* [WORK TO BE COMPLETED] For the data below, the lines that hold "means" should be counted; only the resulting number is expected.

Data items:
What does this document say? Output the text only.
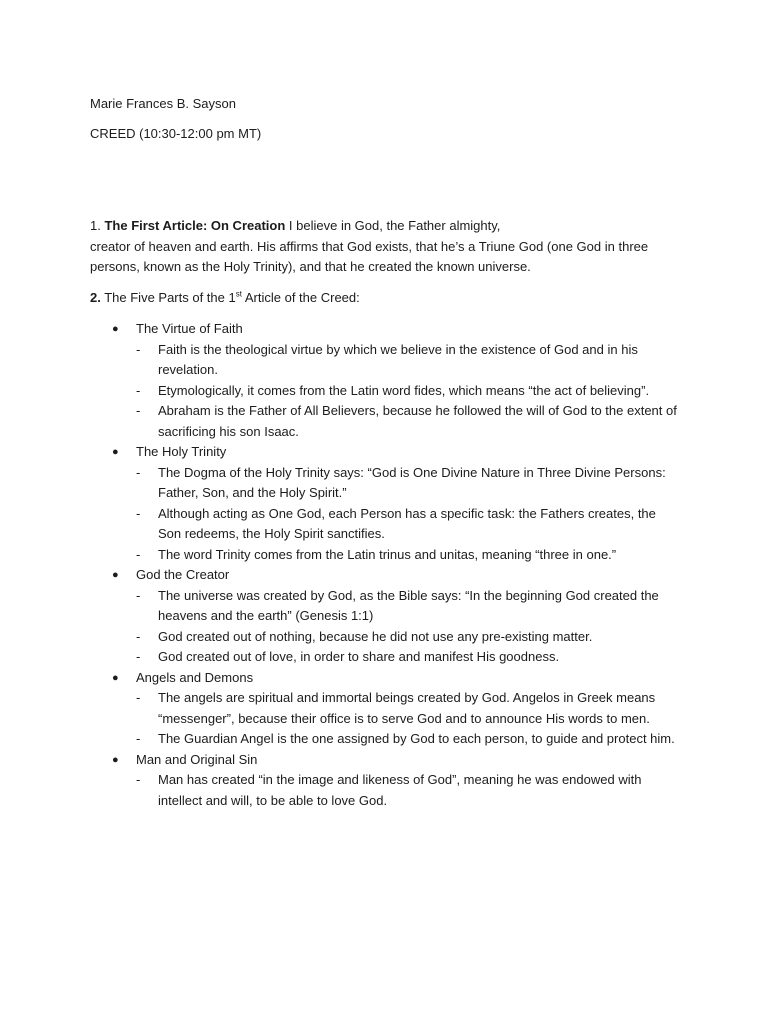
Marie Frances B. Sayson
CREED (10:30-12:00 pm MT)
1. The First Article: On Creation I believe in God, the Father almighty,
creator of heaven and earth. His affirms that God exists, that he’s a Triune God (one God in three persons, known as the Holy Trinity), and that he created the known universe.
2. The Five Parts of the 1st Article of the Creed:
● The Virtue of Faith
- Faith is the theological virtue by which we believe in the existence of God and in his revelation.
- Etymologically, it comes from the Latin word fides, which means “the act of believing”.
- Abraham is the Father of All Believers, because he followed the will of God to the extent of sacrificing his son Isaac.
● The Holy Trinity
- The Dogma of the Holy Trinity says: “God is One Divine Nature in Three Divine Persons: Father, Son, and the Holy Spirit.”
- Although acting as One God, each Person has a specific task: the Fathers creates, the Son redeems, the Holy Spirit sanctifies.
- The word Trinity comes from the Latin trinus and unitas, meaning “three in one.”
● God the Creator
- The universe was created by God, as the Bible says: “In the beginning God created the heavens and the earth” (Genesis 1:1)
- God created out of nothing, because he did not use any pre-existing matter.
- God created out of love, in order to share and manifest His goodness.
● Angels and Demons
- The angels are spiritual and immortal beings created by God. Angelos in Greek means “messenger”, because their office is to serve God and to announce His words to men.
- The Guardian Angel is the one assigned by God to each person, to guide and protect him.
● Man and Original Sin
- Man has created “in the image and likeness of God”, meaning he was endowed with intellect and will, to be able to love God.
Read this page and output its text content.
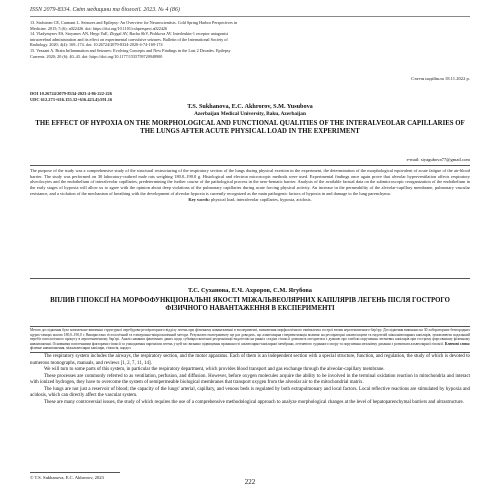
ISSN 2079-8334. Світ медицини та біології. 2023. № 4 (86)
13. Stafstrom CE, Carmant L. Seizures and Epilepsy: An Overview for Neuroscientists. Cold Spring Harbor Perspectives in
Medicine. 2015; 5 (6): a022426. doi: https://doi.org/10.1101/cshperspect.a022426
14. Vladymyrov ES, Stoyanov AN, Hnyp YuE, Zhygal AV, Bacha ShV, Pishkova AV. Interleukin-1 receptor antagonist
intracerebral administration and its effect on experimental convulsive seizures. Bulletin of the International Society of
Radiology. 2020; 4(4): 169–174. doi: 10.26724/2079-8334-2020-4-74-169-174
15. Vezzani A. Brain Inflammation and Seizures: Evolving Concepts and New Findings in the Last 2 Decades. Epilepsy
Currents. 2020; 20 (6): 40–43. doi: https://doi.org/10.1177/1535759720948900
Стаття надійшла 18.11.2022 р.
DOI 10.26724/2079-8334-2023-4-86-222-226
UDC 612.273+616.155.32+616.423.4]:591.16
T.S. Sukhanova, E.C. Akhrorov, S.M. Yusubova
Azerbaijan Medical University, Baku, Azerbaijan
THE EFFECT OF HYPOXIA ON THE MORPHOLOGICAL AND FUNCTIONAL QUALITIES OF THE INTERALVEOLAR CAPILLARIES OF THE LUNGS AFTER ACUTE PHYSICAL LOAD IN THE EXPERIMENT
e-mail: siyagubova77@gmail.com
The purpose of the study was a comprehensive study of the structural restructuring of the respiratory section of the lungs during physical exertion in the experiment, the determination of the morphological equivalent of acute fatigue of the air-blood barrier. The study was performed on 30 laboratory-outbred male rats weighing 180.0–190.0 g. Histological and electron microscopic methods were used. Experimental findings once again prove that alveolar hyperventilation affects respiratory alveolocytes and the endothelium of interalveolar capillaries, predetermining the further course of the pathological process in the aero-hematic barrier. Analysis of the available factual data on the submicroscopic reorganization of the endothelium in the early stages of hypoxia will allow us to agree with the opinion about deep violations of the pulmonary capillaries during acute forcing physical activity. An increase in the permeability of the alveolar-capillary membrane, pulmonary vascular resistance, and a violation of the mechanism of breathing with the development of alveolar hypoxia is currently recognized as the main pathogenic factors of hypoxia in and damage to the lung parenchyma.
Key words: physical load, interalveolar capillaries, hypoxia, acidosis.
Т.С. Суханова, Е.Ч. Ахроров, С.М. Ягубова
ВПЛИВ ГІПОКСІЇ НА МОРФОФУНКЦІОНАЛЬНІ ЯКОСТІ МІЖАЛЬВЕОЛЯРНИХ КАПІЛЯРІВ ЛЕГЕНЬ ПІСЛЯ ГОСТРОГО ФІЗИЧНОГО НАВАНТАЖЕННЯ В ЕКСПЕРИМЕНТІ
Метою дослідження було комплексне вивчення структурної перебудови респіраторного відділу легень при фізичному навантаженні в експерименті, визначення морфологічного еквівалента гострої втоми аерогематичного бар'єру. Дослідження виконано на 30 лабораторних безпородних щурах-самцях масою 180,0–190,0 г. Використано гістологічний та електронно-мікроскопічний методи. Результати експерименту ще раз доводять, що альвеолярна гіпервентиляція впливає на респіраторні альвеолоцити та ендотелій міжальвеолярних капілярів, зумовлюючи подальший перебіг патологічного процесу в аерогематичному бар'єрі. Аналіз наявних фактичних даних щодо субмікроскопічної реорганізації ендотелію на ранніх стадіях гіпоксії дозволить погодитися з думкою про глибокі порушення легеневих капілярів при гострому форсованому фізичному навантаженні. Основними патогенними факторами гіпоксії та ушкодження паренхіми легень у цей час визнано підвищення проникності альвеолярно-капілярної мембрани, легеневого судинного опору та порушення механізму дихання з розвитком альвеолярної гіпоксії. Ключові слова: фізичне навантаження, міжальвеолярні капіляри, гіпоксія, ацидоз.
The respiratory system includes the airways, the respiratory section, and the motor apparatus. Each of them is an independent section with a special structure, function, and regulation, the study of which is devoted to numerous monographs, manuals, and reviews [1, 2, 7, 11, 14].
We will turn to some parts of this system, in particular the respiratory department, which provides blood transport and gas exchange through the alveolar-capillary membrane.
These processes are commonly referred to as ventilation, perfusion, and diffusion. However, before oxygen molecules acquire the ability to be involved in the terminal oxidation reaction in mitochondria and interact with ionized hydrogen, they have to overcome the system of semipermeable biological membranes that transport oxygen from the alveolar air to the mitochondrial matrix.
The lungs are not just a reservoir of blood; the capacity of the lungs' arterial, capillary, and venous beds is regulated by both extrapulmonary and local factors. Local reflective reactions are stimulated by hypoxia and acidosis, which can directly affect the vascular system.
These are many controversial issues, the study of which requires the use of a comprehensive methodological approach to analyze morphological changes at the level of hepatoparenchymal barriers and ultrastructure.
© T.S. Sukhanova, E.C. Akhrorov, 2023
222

* [RESULT OF THE EXERCISE] 2